Entries

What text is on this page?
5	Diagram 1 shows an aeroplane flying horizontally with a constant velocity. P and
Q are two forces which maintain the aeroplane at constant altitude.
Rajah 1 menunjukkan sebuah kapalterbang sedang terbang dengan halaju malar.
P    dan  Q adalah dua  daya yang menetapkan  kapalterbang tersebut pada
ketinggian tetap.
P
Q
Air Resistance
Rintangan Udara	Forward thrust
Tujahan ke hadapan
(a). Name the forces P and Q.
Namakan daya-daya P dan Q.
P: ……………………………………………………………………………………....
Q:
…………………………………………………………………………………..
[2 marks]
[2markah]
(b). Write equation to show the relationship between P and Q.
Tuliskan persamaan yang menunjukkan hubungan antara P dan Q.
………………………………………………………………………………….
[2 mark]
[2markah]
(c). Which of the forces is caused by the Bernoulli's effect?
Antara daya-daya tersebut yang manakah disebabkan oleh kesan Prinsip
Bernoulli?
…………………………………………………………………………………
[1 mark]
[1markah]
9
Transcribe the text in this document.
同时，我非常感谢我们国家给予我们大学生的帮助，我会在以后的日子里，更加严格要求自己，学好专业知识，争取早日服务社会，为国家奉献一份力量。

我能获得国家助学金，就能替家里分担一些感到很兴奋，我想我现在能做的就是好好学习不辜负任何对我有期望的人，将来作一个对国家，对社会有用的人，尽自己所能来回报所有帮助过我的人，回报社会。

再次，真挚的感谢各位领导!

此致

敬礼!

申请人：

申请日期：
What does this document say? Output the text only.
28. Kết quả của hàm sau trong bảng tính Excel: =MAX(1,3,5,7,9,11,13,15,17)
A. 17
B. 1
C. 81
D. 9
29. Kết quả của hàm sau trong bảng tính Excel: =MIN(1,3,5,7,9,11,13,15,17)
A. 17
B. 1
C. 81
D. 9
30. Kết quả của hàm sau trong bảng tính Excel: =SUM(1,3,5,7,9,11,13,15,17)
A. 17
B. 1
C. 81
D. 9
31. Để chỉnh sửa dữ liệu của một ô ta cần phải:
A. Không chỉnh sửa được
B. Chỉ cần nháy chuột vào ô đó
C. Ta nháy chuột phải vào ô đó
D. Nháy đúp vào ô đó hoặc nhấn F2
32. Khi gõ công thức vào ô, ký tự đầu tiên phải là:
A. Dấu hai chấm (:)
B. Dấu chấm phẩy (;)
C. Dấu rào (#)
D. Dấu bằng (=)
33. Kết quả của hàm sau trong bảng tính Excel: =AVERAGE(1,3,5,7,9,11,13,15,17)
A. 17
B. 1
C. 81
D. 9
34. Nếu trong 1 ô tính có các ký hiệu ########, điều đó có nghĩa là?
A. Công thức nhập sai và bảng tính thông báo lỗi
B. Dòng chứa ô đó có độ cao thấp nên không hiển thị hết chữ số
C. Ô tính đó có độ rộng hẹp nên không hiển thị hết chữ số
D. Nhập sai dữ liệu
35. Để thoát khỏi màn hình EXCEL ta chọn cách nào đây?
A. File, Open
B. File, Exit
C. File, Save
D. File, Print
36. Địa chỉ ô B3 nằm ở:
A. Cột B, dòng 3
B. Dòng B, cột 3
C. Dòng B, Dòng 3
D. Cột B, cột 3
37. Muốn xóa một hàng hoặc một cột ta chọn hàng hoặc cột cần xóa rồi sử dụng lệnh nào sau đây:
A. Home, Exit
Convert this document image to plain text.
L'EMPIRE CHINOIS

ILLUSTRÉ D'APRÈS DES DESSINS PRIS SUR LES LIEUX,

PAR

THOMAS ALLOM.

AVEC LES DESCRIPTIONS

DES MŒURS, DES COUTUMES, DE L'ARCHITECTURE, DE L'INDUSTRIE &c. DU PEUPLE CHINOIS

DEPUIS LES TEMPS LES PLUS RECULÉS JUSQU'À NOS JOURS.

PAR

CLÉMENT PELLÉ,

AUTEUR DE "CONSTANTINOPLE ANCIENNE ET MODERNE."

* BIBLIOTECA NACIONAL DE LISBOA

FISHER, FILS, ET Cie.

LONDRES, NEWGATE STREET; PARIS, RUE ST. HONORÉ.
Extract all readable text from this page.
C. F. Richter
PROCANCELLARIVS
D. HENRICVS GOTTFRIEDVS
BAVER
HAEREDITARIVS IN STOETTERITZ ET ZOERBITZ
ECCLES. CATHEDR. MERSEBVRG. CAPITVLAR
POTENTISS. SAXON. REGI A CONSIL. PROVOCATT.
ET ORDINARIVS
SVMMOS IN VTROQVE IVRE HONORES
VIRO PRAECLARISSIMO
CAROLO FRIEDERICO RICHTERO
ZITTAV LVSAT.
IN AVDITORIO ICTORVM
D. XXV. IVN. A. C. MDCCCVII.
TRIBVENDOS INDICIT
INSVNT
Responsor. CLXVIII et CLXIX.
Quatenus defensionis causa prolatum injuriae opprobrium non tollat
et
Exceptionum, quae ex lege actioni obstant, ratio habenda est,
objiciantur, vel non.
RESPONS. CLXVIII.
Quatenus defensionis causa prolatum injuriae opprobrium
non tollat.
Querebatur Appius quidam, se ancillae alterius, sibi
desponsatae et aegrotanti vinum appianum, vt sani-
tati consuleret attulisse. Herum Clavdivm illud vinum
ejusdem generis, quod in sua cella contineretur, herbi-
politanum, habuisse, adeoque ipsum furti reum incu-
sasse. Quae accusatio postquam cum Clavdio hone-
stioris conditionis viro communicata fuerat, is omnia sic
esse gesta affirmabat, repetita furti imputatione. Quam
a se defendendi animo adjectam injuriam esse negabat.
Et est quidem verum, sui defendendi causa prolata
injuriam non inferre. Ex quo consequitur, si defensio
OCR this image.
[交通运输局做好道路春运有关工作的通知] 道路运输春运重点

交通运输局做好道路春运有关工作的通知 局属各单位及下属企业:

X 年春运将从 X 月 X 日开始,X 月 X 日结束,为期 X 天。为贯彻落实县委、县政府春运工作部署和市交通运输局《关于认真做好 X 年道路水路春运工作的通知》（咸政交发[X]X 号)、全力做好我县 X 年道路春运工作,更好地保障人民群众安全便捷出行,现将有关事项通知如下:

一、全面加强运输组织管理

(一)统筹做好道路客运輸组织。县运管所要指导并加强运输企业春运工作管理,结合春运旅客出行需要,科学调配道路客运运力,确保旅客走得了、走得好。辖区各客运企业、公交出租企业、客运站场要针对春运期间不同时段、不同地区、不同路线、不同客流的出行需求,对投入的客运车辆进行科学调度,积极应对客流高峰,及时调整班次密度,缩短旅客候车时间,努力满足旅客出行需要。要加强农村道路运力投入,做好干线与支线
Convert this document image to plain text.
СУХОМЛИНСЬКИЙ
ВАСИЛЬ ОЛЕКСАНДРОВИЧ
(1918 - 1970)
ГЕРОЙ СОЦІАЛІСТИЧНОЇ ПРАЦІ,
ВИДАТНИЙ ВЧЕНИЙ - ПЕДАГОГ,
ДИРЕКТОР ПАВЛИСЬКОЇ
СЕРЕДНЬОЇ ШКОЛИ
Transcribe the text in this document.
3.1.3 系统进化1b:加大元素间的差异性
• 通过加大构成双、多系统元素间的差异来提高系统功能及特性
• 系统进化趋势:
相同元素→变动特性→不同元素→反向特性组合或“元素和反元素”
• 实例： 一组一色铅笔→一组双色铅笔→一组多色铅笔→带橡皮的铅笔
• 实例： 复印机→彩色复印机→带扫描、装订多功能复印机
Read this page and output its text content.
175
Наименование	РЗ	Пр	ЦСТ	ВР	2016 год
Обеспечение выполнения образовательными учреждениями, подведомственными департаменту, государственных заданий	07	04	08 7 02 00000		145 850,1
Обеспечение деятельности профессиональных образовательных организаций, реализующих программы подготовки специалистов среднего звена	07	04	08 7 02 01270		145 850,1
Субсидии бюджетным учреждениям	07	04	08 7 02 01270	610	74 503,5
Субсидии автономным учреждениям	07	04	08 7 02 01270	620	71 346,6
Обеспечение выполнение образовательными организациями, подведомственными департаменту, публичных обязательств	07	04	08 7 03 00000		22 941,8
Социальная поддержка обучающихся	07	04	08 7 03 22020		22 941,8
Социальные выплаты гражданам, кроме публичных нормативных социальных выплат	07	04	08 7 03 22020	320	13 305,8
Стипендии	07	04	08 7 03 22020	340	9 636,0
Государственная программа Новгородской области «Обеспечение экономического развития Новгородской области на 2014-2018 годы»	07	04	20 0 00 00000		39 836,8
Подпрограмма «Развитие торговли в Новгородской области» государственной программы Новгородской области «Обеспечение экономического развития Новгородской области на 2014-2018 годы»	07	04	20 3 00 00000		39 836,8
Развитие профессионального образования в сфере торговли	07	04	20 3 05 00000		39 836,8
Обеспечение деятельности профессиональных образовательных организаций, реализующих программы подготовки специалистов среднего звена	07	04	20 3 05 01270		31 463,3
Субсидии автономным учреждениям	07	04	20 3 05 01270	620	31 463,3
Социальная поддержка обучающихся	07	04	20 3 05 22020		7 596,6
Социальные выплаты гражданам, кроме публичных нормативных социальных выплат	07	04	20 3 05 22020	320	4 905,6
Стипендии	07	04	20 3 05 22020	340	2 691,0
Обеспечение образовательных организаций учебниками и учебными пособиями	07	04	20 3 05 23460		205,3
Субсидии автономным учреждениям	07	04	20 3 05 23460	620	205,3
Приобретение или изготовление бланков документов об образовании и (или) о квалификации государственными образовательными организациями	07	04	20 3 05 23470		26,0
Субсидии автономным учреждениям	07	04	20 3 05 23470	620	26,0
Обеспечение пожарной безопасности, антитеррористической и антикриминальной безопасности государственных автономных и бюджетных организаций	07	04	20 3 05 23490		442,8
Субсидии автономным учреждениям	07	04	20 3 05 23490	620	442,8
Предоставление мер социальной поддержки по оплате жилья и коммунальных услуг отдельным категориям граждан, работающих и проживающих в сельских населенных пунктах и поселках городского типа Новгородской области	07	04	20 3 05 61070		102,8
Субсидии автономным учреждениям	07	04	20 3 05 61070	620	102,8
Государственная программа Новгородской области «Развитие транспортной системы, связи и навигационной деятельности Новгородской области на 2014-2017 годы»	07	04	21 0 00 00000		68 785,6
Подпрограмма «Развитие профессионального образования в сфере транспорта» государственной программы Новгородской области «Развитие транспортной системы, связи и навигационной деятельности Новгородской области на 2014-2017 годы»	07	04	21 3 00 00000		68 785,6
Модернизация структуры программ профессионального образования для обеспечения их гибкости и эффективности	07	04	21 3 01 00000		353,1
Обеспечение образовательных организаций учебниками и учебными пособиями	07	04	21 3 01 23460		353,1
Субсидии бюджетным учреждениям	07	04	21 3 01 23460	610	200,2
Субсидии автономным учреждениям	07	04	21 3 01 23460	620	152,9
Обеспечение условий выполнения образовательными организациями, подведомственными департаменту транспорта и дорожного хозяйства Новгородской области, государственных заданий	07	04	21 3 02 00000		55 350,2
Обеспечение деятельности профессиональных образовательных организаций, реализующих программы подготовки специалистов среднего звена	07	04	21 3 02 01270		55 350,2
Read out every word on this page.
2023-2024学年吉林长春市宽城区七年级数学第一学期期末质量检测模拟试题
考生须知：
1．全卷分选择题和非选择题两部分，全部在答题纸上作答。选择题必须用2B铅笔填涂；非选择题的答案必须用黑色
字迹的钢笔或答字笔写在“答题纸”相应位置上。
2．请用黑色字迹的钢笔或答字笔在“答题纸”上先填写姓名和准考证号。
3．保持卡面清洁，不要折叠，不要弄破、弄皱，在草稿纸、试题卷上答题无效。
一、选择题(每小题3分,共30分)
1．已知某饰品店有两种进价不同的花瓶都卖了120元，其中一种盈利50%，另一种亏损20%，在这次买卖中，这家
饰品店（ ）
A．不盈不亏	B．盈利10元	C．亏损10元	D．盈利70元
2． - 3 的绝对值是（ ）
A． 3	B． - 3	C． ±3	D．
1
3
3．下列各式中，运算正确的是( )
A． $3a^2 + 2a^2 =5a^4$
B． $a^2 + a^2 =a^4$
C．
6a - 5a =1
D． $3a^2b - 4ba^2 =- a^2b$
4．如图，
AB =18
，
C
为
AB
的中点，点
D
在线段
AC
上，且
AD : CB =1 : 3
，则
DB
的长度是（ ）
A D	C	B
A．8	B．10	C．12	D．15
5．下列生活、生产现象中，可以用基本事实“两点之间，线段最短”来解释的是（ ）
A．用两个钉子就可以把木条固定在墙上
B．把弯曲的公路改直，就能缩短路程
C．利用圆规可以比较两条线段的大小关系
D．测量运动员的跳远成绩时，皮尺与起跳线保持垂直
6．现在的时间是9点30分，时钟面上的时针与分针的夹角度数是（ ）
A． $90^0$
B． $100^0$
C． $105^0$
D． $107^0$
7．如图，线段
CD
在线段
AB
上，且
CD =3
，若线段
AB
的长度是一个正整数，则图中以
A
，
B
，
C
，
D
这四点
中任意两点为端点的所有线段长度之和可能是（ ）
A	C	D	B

Task objective
Starting with the line that contains "Read out every word on this page.", return each line through the last one of the data above, exactly as written and nothing more.

Expected answer
Read out every word on this page.
2023-2024学年吉林长春市宽城区七年级数学第一学期期末质量检测模拟试题
考生须知：
1．全卷分选择题和非选择题两部分，全部在答题纸上作答。选择题必须用2B铅笔填涂；非选择题的答案必须用黑色
字迹的钢笔或答字笔写在“答题纸”相应位置上。
2．请用黑色字迹的钢笔或答字笔在“答题纸”上先填写姓名和准考证号。
3．保持卡面清洁，不要折叠，不要弄破、弄皱，在草稿纸、试题卷上答题无效。
一、选择题(每小题3分,共30分)
1．已知某饰品店有两种进价不同的花瓶都卖了120元，其中一种盈利50%，另一种亏损20%，在这次买卖中，这家
饰品店（ ）
A．不盈不亏	B．盈利10元	C．亏损10元	D．盈利70元
2． - 3 的绝对值是（ ）
A． 3	B． - 3	C． ±3	D．
1
3
3．下列各式中，运算正确的是( )
A． $3a^2 + 2a^2 =5a^4$
B． $a^2 + a^2 =a^4$
C．
6a - 5a =1
D． $3a^2b - 4ba^2 =- a^2b$
4．如图，
AB =18
，
C
为
AB
的中点，点
D
在线段
AC
上，且
AD : CB =1 : 3
，则
DB
的长度是（ ）
A D	C	B
A．8	B．10	C．12	D．15
5．下列生活、生产现象中，可以用基本事实“两点之间，线段最短”来解释的是（ ）
A．用两个钉子就可以把木条固定在墙上
B．把弯曲的公路改直，就能缩短路程
C．利用圆规可以比较两条线段的大小关系
D．测量运动员的跳远成绩时，皮尺与起跳线保持垂直
6．现在的时间是9点30分，时钟面上的时针与分针的夹角度数是（ ）
A． $90^0$
B． $100^0$
C． $105^0$
D． $107^0$
7．如图，线段
CD
在线段
AB
上，且
CD =3
，若线段
AB
的长度是一个正整数，则图中以
A
，
B
，
C
，
D
这四点
中任意两点为端点的所有线段长度之和可能是（ ）
A	C	D	B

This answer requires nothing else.